- [Instruction]
Give the number of lines containing "population" in this listing, with no other words.
══ Material for the task
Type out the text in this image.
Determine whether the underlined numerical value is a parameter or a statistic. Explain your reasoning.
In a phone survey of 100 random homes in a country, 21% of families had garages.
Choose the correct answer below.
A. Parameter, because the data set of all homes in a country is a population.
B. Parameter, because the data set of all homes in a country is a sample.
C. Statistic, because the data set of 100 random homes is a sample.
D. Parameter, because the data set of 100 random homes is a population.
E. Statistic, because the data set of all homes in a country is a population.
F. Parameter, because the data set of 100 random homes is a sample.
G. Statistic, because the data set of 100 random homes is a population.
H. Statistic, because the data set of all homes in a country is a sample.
════
- [Result of this task]
4